(Data listing)
········

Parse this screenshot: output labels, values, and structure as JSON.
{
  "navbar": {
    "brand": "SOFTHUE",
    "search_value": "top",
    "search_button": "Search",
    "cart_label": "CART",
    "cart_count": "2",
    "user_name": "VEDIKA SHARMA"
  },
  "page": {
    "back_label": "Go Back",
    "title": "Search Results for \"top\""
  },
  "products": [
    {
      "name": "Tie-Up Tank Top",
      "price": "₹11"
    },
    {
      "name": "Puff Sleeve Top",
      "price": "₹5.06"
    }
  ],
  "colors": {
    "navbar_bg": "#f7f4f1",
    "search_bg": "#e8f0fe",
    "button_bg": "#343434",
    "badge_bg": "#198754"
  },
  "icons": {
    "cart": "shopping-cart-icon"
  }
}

········

- WHAT IS REQUIRED
Write down every line of the data exactly as it appears above.

- REPLY TO THE TASK
Parse this screenshot: output labels, values, and structure as JSON.
{
  "navbar": {
    "brand": "SOFTHUE",
    "search_value": "top",
    "search_button": "Search",
    "cart_label": "CART",
    "cart_count": "2",
    "user_name": "VEDIKA SHARMA"
  },
  "page": {
    "back_label": "Go Back",
    "title": "Search Results for \"top\""
  },
  "products": [
    {
      "name": "Tie-Up Tank Top",
      "price": "₹11"
    },
    {
      "name": "Puff Sleeve Top",
      "price": "₹5.06"
    }
  ],
  "colors": {
    "navbar_bg": "#f7f4f1",
    "search_bg": "#e8f0fe",
    "button_bg": "#343434",
    "badge_bg": "#198754"
  },
  "icons": {
    "cart": "shopping-cart-icon"
  }
}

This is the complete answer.